-- start of Input material --

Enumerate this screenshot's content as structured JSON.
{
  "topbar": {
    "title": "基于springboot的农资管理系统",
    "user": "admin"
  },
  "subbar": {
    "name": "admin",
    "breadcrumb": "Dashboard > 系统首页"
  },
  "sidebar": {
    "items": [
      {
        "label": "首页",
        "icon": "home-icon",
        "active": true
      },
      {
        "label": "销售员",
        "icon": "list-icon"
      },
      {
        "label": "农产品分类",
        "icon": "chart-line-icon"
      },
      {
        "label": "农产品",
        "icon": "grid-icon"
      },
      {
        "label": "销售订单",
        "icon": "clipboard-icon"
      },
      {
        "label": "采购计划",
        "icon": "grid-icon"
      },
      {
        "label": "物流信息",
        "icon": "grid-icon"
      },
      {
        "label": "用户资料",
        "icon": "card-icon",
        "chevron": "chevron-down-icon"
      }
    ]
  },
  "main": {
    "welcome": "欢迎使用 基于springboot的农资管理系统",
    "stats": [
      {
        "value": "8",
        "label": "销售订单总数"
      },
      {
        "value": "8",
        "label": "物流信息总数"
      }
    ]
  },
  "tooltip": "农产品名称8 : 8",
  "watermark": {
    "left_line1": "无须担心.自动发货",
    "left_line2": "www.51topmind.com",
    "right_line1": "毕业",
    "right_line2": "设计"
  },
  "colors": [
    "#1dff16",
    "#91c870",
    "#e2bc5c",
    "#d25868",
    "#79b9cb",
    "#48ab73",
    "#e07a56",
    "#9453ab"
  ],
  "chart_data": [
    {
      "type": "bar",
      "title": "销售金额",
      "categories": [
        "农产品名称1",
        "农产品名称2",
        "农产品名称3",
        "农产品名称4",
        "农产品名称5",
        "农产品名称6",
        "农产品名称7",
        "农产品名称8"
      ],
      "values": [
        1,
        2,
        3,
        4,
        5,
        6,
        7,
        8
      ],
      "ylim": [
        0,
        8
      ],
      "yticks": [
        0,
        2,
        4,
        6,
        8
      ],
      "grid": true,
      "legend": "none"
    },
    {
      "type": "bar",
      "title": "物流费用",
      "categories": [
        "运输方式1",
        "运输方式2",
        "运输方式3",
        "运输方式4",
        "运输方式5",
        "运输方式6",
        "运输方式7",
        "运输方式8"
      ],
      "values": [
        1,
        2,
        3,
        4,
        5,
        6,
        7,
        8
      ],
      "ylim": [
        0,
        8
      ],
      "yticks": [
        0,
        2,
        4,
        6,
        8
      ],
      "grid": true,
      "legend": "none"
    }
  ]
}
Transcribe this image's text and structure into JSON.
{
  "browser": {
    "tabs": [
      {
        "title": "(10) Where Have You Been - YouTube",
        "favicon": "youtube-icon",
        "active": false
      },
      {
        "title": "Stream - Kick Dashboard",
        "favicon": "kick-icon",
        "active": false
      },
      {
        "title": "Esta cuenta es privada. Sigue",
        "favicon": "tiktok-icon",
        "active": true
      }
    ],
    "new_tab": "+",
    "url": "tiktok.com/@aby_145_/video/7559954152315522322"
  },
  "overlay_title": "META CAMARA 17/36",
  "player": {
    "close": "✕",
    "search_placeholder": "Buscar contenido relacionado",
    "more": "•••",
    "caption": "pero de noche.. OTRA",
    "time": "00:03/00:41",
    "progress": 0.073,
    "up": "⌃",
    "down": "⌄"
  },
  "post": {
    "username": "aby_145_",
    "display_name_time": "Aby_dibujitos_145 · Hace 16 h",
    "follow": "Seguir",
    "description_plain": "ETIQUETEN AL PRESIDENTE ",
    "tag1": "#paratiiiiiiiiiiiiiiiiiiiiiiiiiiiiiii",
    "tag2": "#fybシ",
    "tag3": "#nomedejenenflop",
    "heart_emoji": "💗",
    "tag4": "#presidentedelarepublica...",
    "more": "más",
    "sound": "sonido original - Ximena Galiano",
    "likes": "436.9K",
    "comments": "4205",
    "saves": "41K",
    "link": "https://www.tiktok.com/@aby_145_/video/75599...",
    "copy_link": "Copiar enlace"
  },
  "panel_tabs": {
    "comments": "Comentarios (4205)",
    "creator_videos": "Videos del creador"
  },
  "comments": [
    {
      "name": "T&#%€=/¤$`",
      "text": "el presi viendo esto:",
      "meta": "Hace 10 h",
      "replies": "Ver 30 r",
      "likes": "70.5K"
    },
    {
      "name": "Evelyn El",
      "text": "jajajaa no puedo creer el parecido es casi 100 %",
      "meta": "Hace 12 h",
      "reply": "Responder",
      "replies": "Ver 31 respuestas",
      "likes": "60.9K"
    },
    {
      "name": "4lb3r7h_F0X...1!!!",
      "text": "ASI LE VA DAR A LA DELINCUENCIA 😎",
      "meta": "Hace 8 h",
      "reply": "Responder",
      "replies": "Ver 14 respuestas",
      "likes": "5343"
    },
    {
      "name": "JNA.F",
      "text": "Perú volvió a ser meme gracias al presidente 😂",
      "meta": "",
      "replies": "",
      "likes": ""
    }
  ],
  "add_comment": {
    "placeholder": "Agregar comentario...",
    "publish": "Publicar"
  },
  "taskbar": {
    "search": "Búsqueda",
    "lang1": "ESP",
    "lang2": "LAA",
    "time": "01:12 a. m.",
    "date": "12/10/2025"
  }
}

-- end of Input material --

In the material above, find the lines that contain "this" and show them.

Correct output
Enumerate this screenshot's content as structured JSON.
Transcribe this image's text and structure into JSON.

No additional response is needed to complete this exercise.